── Data rows ──

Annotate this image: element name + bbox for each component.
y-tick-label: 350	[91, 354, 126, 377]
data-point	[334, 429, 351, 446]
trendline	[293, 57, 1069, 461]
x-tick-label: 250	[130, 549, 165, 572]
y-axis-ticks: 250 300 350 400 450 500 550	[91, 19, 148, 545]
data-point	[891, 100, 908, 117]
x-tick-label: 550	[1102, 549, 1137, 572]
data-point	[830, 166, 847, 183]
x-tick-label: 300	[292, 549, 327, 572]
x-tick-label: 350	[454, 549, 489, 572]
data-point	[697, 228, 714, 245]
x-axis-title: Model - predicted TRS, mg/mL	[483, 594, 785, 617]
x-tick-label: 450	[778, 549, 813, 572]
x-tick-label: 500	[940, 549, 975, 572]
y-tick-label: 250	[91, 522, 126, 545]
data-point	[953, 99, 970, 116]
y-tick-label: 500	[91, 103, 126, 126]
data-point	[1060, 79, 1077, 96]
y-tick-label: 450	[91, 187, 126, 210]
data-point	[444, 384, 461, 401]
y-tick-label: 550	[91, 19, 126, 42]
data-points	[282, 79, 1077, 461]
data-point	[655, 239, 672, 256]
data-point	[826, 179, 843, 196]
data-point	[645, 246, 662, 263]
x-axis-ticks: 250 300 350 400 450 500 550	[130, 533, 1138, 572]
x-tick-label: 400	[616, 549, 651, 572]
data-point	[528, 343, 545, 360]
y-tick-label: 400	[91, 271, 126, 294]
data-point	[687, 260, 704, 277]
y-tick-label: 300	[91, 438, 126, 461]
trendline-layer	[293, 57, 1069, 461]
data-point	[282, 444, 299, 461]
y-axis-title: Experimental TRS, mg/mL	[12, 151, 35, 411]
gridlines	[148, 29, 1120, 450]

───

- Problem details -
How many lines of the material above contain the string "axis"? Treat uppercase and lowercase as different, and give only the number.

- Correct response -
4